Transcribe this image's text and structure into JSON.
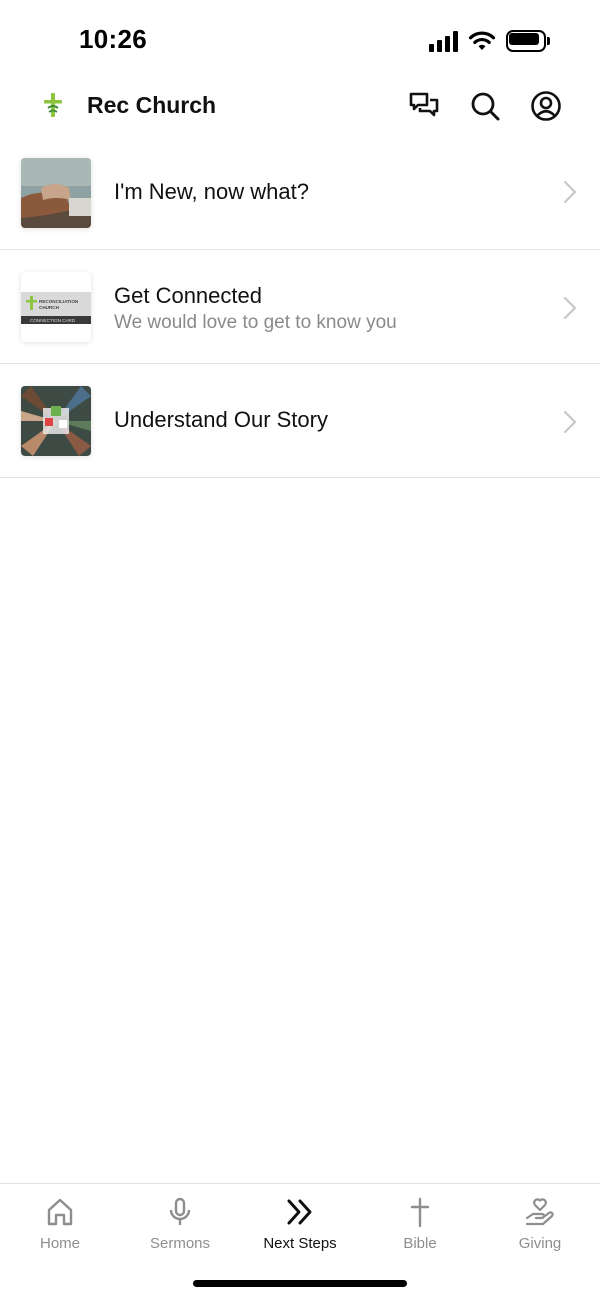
{
  "status_bar": {
    "time": "10:26"
  },
  "header": {
    "title": "Rec Church",
    "logo_color": "#8cc63f",
    "actions": [
      {
        "name": "chat-icon",
        "label": "Messages"
      },
      {
        "name": "search-icon",
        "label": "Search"
      },
      {
        "name": "profile-icon",
        "label": "Account"
      }
    ]
  },
  "list": {
    "items": [
      {
        "title": "I'm New, now what?",
        "subtitle": "",
        "thumbnail": "hands-on-bible-image"
      },
      {
        "title": "Get Connected",
        "subtitle": "We would love to get to know you",
        "thumbnail": "connection-card-image",
        "thumb_text": {
          "line1": "RECONCILIATION",
          "line2": "CHURCH",
          "line3": "CONNECTION CARD"
        }
      },
      {
        "title": "Understand Our Story",
        "subtitle": "",
        "thumbnail": "hands-together-image"
      }
    ]
  },
  "tab_bar": {
    "active_index": 2,
    "active_color": "#111111",
    "inactive_color": "#8e8e8e",
    "tabs": [
      {
        "label": "Home",
        "icon": "home-icon"
      },
      {
        "label": "Sermons",
        "icon": "microphone-icon"
      },
      {
        "label": "Next Steps",
        "icon": "double-chevron-icon"
      },
      {
        "label": "Bible",
        "icon": "cross-icon"
      },
      {
        "label": "Giving",
        "icon": "heart-hand-icon"
      }
    ]
  }
}
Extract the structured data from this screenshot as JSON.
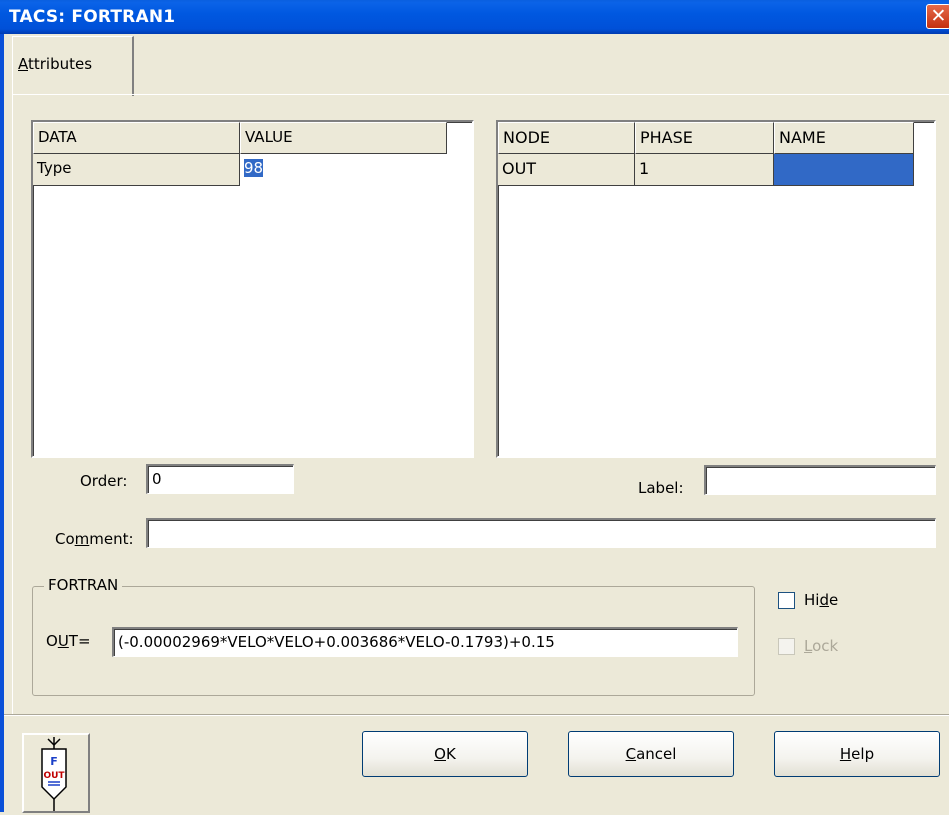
{
  "window": {
    "title": "TACS: FORTRAN1",
    "close_glyph": "✕"
  },
  "tab": {
    "label_first": "A",
    "label_rest": "ttributes"
  },
  "data_table": {
    "headers": [
      "DATA",
      "VALUE"
    ],
    "rows": [
      {
        "data": "Type",
        "value": "98"
      }
    ]
  },
  "node_table": {
    "headers": [
      "NODE",
      "PHASE",
      "NAME"
    ],
    "rows": [
      {
        "node": "OUT",
        "phase": "1",
        "name": ""
      }
    ]
  },
  "order": {
    "label": "Order:",
    "value": "0"
  },
  "label_field": {
    "label": "Label:",
    "value": ""
  },
  "comment": {
    "label_pre": "Co",
    "label_key": "m",
    "label_post": "ment:",
    "value": ""
  },
  "fortran": {
    "group_title": "FORTRAN",
    "out_label_pre": "O",
    "out_label_key": "U",
    "out_label_post": "T=",
    "expression": "(-0.00002969*VELO*VELO+0.003686*VELO-0.1793)+0.15"
  },
  "hide": {
    "label_pre": "Hi",
    "label_key": "d",
    "label_post": "e",
    "checked": false
  },
  "lock": {
    "label_key": "L",
    "label_post": "ock",
    "checked": false,
    "enabled": false
  },
  "buttons": {
    "ok": {
      "key": "O",
      "rest": "K"
    },
    "cancel": {
      "key": "C",
      "rest": "ancel"
    },
    "help": {
      "key": "H",
      "rest": "elp"
    }
  },
  "component_icon": {
    "name": "fortran-component-icon",
    "top_text": "F",
    "mid_text": "OUT"
  },
  "colors": {
    "titlebar": "#0058e0",
    "dialog_bg": "#ece9d8",
    "selection": "#3169c6",
    "close_button": "#c43010"
  }
}
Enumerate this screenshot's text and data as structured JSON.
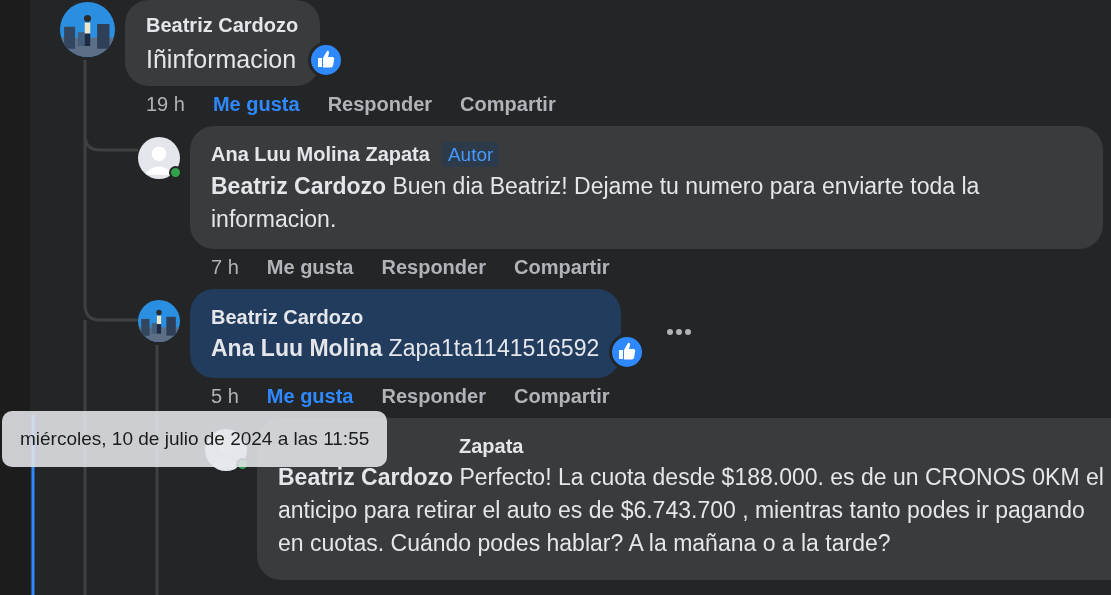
{
  "comments": [
    {
      "author": "Beatriz Cardozo",
      "photo_avatar": true,
      "online": false,
      "highlighted": false,
      "text": "Iñinformacion",
      "reacted": true,
      "more_menu": false,
      "time": "19 h",
      "actions": [
        {
          "label": "Me gusta",
          "active": true
        },
        {
          "label": "Responder",
          "active": false
        },
        {
          "label": "Compartir",
          "active": false
        }
      ],
      "replies": [
        {
          "author": "Ana Luu Molina Zapata",
          "badge": "Autor",
          "photo_avatar": false,
          "online": true,
          "highlighted": false,
          "text": "**Beatriz Cardozo** Buen dia Beatriz! Dejame tu numero para enviarte toda la informacion.",
          "reacted": false,
          "more_menu": false,
          "time": "7 h",
          "actions": [
            {
              "label": "Me gusta",
              "active": false
            },
            {
              "label": "Responder",
              "active": false
            },
            {
              "label": "Compartir",
              "active": false
            }
          ]
        },
        {
          "author": "Beatriz Cardozo",
          "photo_avatar": true,
          "online": false,
          "highlighted": true,
          "text": "**Ana Luu Molina** Zapa1ta1141516592",
          "reacted": true,
          "more_menu": true,
          "time": "5 h",
          "actions": [
            {
              "label": "Me gusta",
              "active": true
            },
            {
              "label": "Responder",
              "active": false
            },
            {
              "label": "Compartir",
              "active": false
            }
          ],
          "replies": [
            {
              "author": "Zapata",
              "photo_avatar": false,
              "online": true,
              "highlighted": false,
              "text": "**Beatriz Cardozo** Perfecto! La cuota desde $188.000. es de un CRONOS 0KM el anticipo para retirar el auto es de $6.743.700 , mientras tanto podes ir pagando en cuotas. Cuándo podes hablar? A la mañana o a la tarde?",
              "reacted": false,
              "more_menu": false
            }
          ]
        }
      ]
    }
  ],
  "tooltip": {
    "text": "miércoles, 10 de julio de 2024 a las 11:55"
  }
}
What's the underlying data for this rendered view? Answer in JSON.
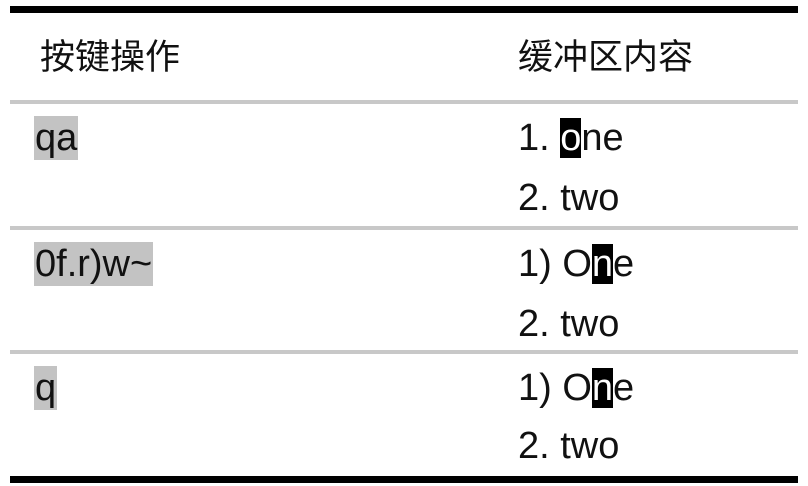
{
  "header": {
    "col1": "按键操作",
    "col2": "缓冲区内容"
  },
  "rows": [
    {
      "keys": "qa",
      "line1": {
        "prefix": "1. ",
        "cursor": "o",
        "suffix": "ne"
      },
      "line2": "2. two"
    },
    {
      "keys": "0f.r)w~",
      "line1": {
        "prefix": "1) O",
        "cursor": "n",
        "suffix": "e"
      },
      "line2": "2. two"
    },
    {
      "keys": "q",
      "line1": {
        "prefix": "1) O",
        "cursor": "n",
        "suffix": "e"
      },
      "line2": "2. two"
    }
  ]
}
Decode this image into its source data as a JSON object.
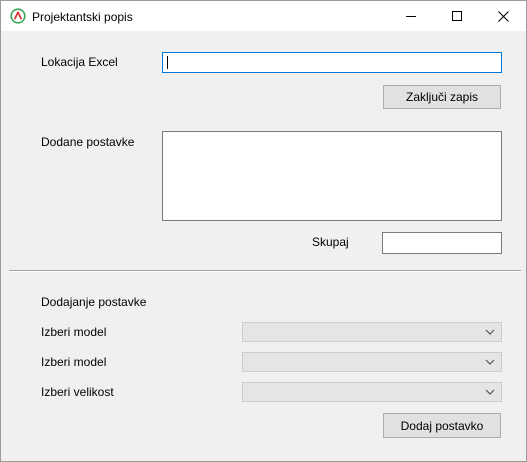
{
  "window": {
    "title": "Projektantski popis",
    "controls": {
      "minimize": "minimize",
      "maximize": "maximize",
      "close": "close"
    }
  },
  "form": {
    "excel_location_label": "Lokacija Excel",
    "excel_location_value": "",
    "finish_button": "Zaključi zapis",
    "added_items_label": "Dodane postavke",
    "added_items_value": "",
    "total_label": "Skupaj",
    "total_value": ""
  },
  "add_section": {
    "heading": "Dodajanje postavke",
    "rows": [
      {
        "label": "Izberi model",
        "selected": ""
      },
      {
        "label": "Izberi model",
        "selected": ""
      },
      {
        "label": "Izberi velikost",
        "selected": ""
      }
    ],
    "add_button": "Dodaj postavko"
  },
  "icons": {
    "app": "app-logo-icon",
    "dropdown": "chevron-down-icon"
  },
  "colors": {
    "focus_border": "#0078d7",
    "window_bg": "#f0f0f0",
    "button_bg": "#e1e1e1"
  }
}
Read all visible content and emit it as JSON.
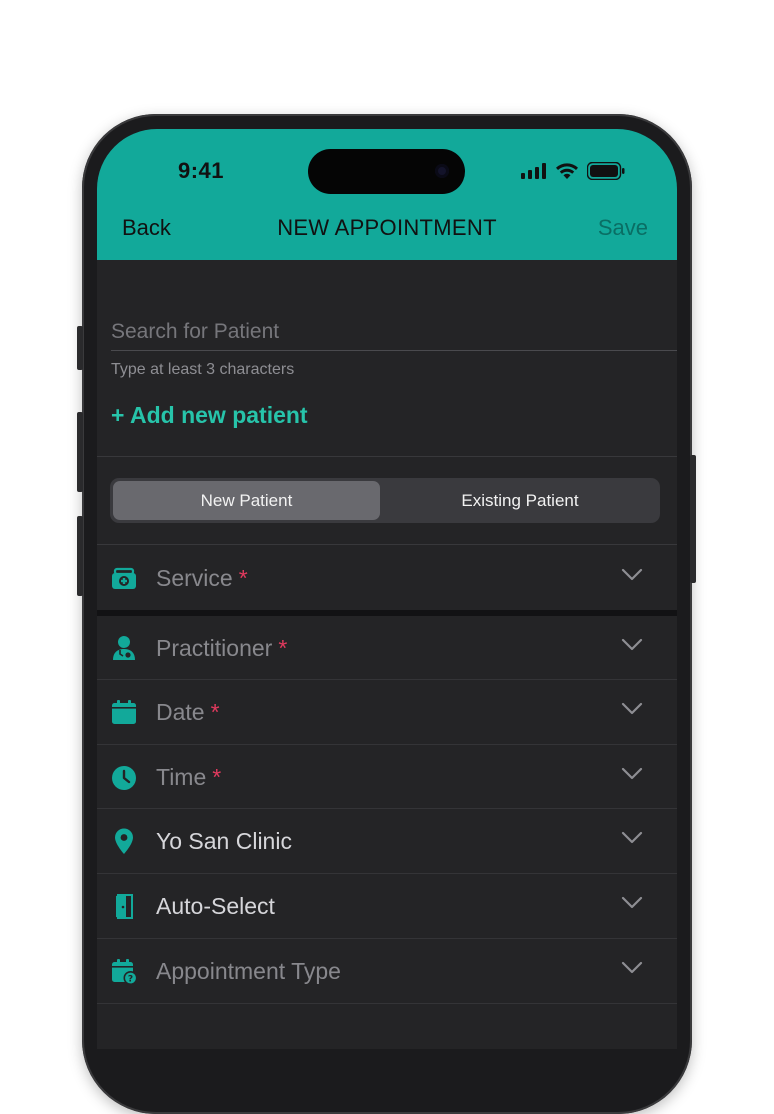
{
  "status_bar": {
    "time": "9:41"
  },
  "nav": {
    "back_label": "Back",
    "title": "NEW APPOINTMENT",
    "save_label": "Save"
  },
  "search": {
    "placeholder": "Search for Patient",
    "value": "",
    "hint": "Type at least 3 characters"
  },
  "add_patient_label": "+ Add new patient",
  "segment": {
    "options": [
      "New Patient",
      "Existing Patient"
    ],
    "selected": "New Patient"
  },
  "fields": [
    {
      "label": "Service",
      "required_mark": "*",
      "icon": "medical-bag-icon"
    },
    {
      "label": "Practitioner",
      "required_mark": "*",
      "icon": "doctor-icon"
    },
    {
      "label": "Date",
      "required_mark": "*",
      "icon": "calendar-icon"
    },
    {
      "label": "Time",
      "required_mark": "*",
      "icon": "clock-icon"
    },
    {
      "label": "Yo San Clinic",
      "required_mark": "",
      "icon": "location-pin-icon"
    },
    {
      "label": "Auto-Select",
      "required_mark": "",
      "icon": "door-icon"
    },
    {
      "label": "Appointment Type",
      "required_mark": "",
      "icon": "calendar-question-icon"
    }
  ],
  "colors": {
    "accent": "#12a99a",
    "link": "#27c4aa",
    "required": "#e23a5e",
    "background": "#242426"
  }
}
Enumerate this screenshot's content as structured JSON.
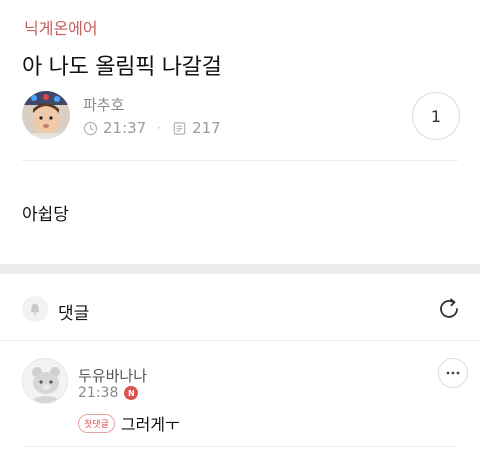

* **SET TASK**
Go through the material line by line. Show each line that contains the string "para".

* **EXERCISE OUTPUT**
          "text": "**Beatriz Cardozo** Buen dia Beatriz! Dejame tu numero para enviarte toda la informacion.",
              "text": "**Beatriz Cardozo** Perfecto! La cuota desde $188.000. es de un CRONOS 0KM el anticipo para retirar el auto es de $6.743.700 , mientras tanto podes ir pagando en cuotas. Cuándo podes hablar? A la mañana o a la tarde?",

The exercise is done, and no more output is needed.